▶ _Enunciado A_: De acordo com o texto sobre o sincerão, onde o deputado Arthur do Val divulgou o comentário contra as "ucranianas pobres"?
▶ _Enunciado B_: Imprima, sem alterações, o trecho do texto sobre o sincerão que se inicia com as palavras "Costumo repetir uma" e termina com "divulgou. Simples assim.".
▶ _Enunciado C_: Escreva a continuação do texto sobre o sincerão a partir da última frase apresentada.

▶ _Texto para análise_:

+ + + +

A figura do sincerão nunca
foi e nunca será bem-vinda. O império da falsidade e do teatrinho social não
dispõe de lugar para o sincerão. É preciso fazer de conta para ser bem
recebido. É preciso reprimir o que realmente se sente para poder participar do
Clube dos Virtuosos. É preciso negar parte do seu eu para que forjem em você
outra pessoa em substituição ao que você realmente é; afinal, as leis e as
regras de etiqueta do convívio social estão aí para isso.
Ainda pesa sobre o sincerão
o fato de que muitos padrões de comportamento mudaram nos últimos tempos; e,
junto com essas mudanças, veio a rejeição a uma série de atitudes e falas e
opiniões que antes eram aceitas e toleradas. E, como estamos a viver num
universo bigbrotheriano, o que fazemos de condenável ou que seja julgado como
tal é logo “denunciado” no WhatsApp, Twitter, Facebook, sites de notícias, redes de televisão e no escambau; de
modo que, andar na linha em todos os quadrantes da existência é um imperativo
deste nosso tempo, é o seu verdadeiro zeitgeist.
Costumo repetir uma
obviedade ululante quando enveredo por esta seara, porque, a mim me parece, que
quem “sai da linha” não leva isso em conta; o sujeito quer emitir uma opinião,
quer falar e escrever algo que o senso comum e/ou o espírito coletivo já
enquadrou como impróprio, inadequado, inaceitável e reprovável e ele ainda se
faz de desentendido; e diz que não era bem isso o que queria dizer; que foi mal
interpretado; que tem bons antecedentes; e por aí vai. E qual é a obviedade
ululante? Ora, que o indivíduo aguente as consequências e responda pelo que
falou, escreveu ou divulgou. Simples assim.
Caro deputado Arthur do Val,
como é que o senhor vai para a Ucrânia levando na bagagem um mais do que louvável
sentimento de solidariedade para o povo ucraniano e grava uma fala daquela, tão
ofensiva contra as “ucranianas pobres”? Nobre deputado e como é que, tendo dito
o que disse e ocupando o cargo público que ora ocupa, o senhor divulgou o nada
humanitário e nem solidário comentário contra as “ucranianas pobres” num grupo
de WhatsApp? Deputado, em grupo de WhatsApp? Deputado, o senhor não sabe
que grupos de WhatsApp são piores,
muito piores do que aquelas vizinhas fofoqueiras que existem em quase todas as
ruas? O senhor não sabe que não faltam nesses “grupos de amigos” do WhatsApp quem esteja ali somente para
desmascarar gente que, como o senhor, posa de bastião da moralidade e da
probidade? Para ser sincero, senhor deputado, para ser bem sincerão, o senhor
agiu como um bobão em todo o processo: da gravação do áudio maldito até a
brilhante ideia que teve de divulgá-lo no WhatsApp.

+ + + +

(Registros de um conjunto de dados)
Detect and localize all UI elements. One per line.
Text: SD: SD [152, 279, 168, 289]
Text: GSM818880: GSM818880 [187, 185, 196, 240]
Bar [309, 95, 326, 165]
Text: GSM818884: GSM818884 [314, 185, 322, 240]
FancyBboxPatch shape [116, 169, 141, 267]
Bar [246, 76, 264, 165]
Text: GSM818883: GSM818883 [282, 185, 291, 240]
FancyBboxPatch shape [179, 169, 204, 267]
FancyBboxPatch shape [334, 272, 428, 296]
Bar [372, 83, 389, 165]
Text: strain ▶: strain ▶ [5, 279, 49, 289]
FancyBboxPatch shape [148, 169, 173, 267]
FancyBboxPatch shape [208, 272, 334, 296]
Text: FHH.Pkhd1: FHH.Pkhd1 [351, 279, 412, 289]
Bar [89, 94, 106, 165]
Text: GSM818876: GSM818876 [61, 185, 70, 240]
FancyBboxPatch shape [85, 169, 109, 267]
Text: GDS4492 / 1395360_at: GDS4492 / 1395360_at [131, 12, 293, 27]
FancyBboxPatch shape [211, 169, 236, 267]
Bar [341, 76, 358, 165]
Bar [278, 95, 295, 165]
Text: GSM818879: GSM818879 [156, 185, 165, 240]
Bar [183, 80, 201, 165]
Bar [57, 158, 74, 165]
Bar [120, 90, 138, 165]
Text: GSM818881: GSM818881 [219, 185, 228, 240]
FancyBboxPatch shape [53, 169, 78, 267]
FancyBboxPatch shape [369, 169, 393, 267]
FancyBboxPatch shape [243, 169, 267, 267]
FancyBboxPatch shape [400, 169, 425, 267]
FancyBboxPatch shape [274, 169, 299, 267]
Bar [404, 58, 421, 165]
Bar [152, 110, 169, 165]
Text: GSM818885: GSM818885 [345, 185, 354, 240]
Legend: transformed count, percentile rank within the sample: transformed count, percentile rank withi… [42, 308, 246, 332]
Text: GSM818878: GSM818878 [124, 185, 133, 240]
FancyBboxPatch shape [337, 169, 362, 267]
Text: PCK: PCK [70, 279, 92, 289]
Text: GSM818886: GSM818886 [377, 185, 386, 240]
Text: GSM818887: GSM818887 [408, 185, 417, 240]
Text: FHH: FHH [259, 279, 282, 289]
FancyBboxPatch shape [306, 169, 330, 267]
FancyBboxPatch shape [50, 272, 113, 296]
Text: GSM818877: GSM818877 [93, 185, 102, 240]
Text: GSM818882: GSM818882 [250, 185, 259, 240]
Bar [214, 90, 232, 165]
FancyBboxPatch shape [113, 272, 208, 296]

+ + + +

▶ _Espaço da resposta A_: Num grupo de WhatsApp.

▶ _Espaço da resposta B_:
Costumo repetir uma
obviedade ululante quando enveredo por esta seara, porque, a mim me parece, que
quem “sai da linha” não leva isso em conta; o sujeito quer emitir uma opinião,
quer falar e escrever algo que o senso comum e/ou o espírito coletivo já
enquadrou como impróprio, inadequado, inaceitável e reprovável e ele ainda se
faz de desentendido; e diz que não era bem isso o que queria dizer; que foi mal
interpretado; que tem bons antecedentes; e por aí vai. E qual é a obviedade
ululante? Ora, que o indivíduo aguente as consequências e responda pelo que
falou, escreveu ou divulgou. Simples assim.

▶ _Espaço da resposta C_:
Parabéns! O senhor merece um prêmio.
Meu telhado de vidro é
enorme e trincado; daqui a pouco pode ser que ele desabe. Admito sem hesitar:
eu não sou um poço de integridade, honestidade, moral e ética. Quem quiser que
se arvore de sê-lo. Faço o que posso – e sem remorsos e sem complexos de
inferioridade – para domar minhas incivilidades e meus comportamentos ética e
moralmente reprováveis, mas nem sempre eu consigo; e nem por isso eu fico a me
explicar e a tentar contornar o incontornável. Neste meu espaço, que eu ocupo
há vários anos, quem procurar provavelmente há de encontrar coisas absurdas que
eu tenha escrito; coisas que possam ser enquadradas como condenáveis e
reprováveis pela cultura de banimento, apedrejamento e cancelamento que passou
a vigorar nos tribunais inquisitoriais do mundo virtual e além deles de uns
tempos para cá.
Nunca, jamais eu iria me solidarizar com o Arthur do Val pelo que ele disse das “ucranianas pobres”, porque eu quase sempre me inclino para o lado das mulheres, porque eu bem sei – e minha Mãe que o diga – o tanto de males que os homens somos capazes de fazer contra elas, sejam elas ricas, pobres ou muito pobres.